TASK DATA:
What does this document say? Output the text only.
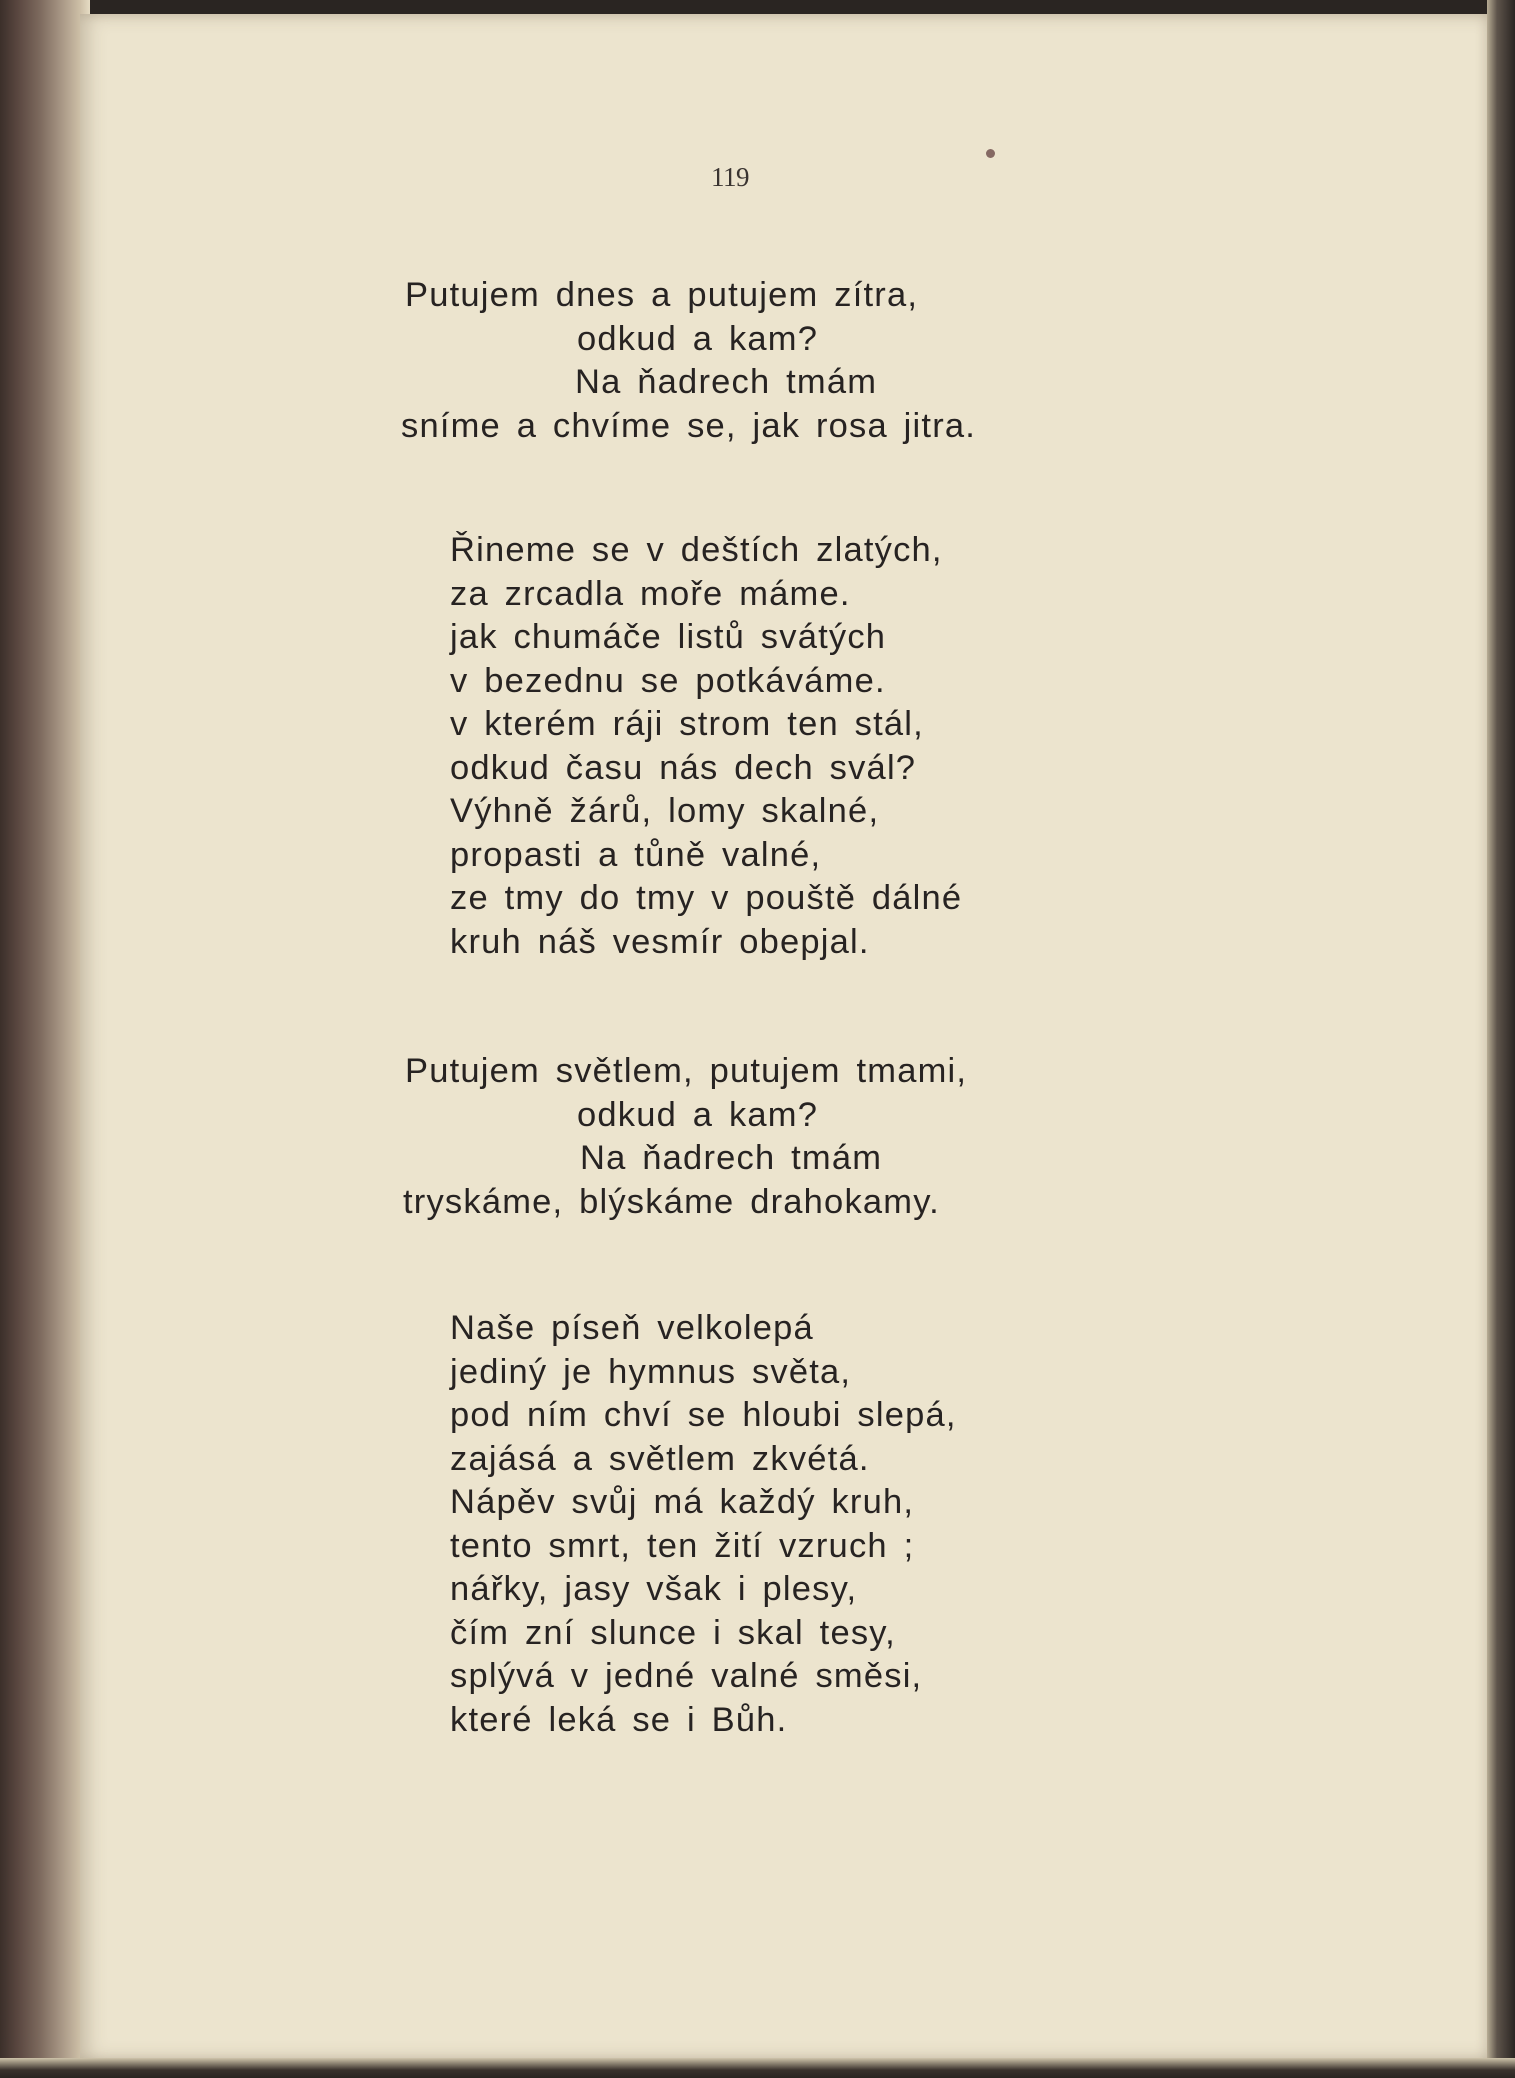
119
Putujem dnes a putujem zítra,
odkud a kam?
Na ňadrech tmám
sníme a chvíme se, jak rosa jitra.
Řineme se v deštích zlatých,
za zrcadla moře máme.
jak chumáče listů svátých
v bezednu se potkáváme.
v kterém ráji strom ten stál,
odkud času nás dech svál?
Výhně žárů, lomy skalné,
propasti a tůně valné,
ze tmy do tmy v pouště dálné
kruh náš vesmír obepjal.
Putujem světlem, putujem tmami,
odkud a kam?
Na ňadrech tmám
tryskáme, blýskáme drahokamy.
Naše píseň velkolepá
jediný je hymnus světa,
pod ním chví se hloubi slepá,
zajásá a světlem zkvétá.
Nápěv svůj má každý kruh,
tento smrt, ten žití vzruch ;
nářky, jasy však i plesy,
čím zní slunce i skal tesy,
splývá v jedné valné směsi,
které leká se i Bůh.
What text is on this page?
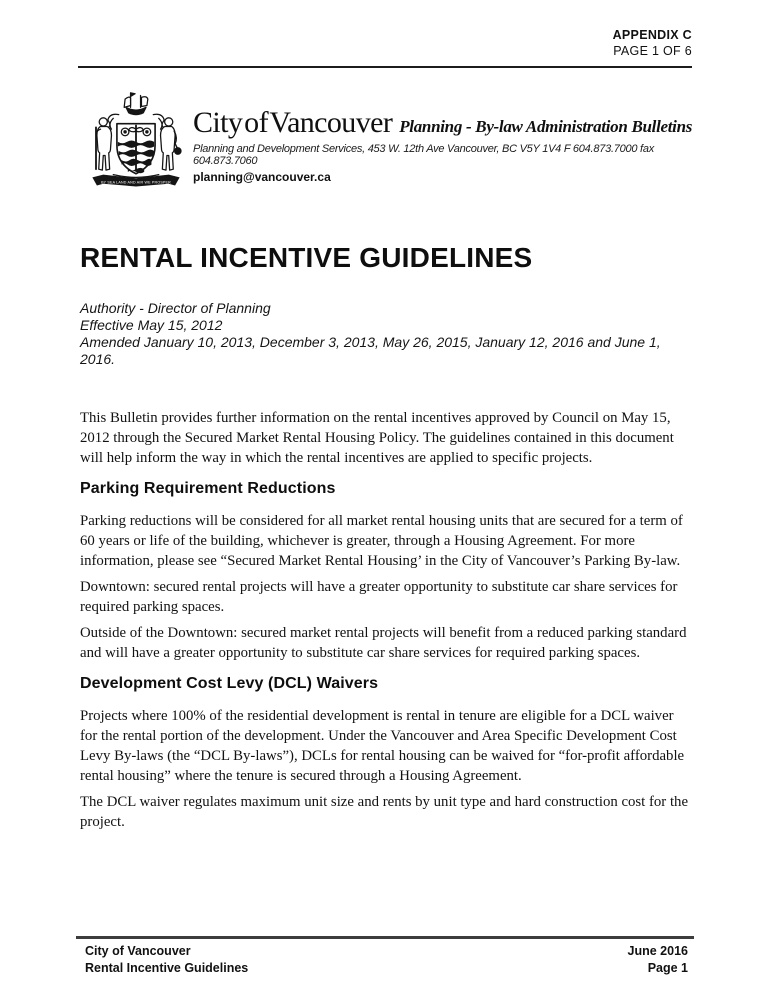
APPENDIX C
PAGE 1 OF 6
BY SEA LAND AND AIR WE PROSPER
City of Vancouver Planning - By-law Administration Bulletins
Planning and Development Services, 453 W. 12th Ave Vancouver, BC V5Y 1V4 F 604.873.7000 fax 604.873.7060
planning@vancouver.ca
RENTAL INCENTIVE GUIDELINES
Authority - Director of Planning
Effective May 15, 2012
Amended January 10, 2013, December 3, 2013, May 26, 2015, January 12, 2016 and June 1, 2016.

This Bulletin provides further information on the rental incentives approved by Council on May 15, 2012 through the Secured Market Rental Housing Policy. The guidelines contained in this document will help inform the way in which the rental incentives are applied to specific projects.

Parking Requirement Reductions

Parking reductions will be considered for all market rental housing units that are secured for a term of 60 years or life of the building, whichever is greater, through a Housing Agreement. For more information, please see “Secured Market Rental Housing’ in the City of Vancouver’s Parking By-law.

Downtown: secured rental projects will have a greater opportunity to substitute car share services for required parking spaces.

Outside of the Downtown: secured market rental projects will benefit from a reduced parking standard and will have a greater opportunity to substitute car share services for required parking spaces.

Development Cost Levy (DCL) Waivers

Projects where 100% of the residential development is rental in tenure are eligible for a DCL waiver for the rental portion of the development. Under the Vancouver and Area Specific Development Cost Levy By-laws (the “DCL By-laws”), DCLs for rental housing can be waived for “for-profit affordable rental housing” where the tenure is secured through a Housing Agreement.

The DCL waiver regulates maximum unit size and rents by unit type and hard construction cost for the project.

City of Vancouver
Rental Incentive Guidelines
June 2016
Page 1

REQUEST: Pick out the lines containing the string "City" and show them.

THE COMPLETED TASK:
City of Vancouver Planning - By-law Administration Bulletins
Parking reductions will be considered for all market rental housing units that are secured for a term of 60 years or life of the building, whichever is greater, through a Housing Agreement. For more information, please see “Secured Market Rental Housing’ in the City of Vancouver’s Parking By-law.
City of Vancouver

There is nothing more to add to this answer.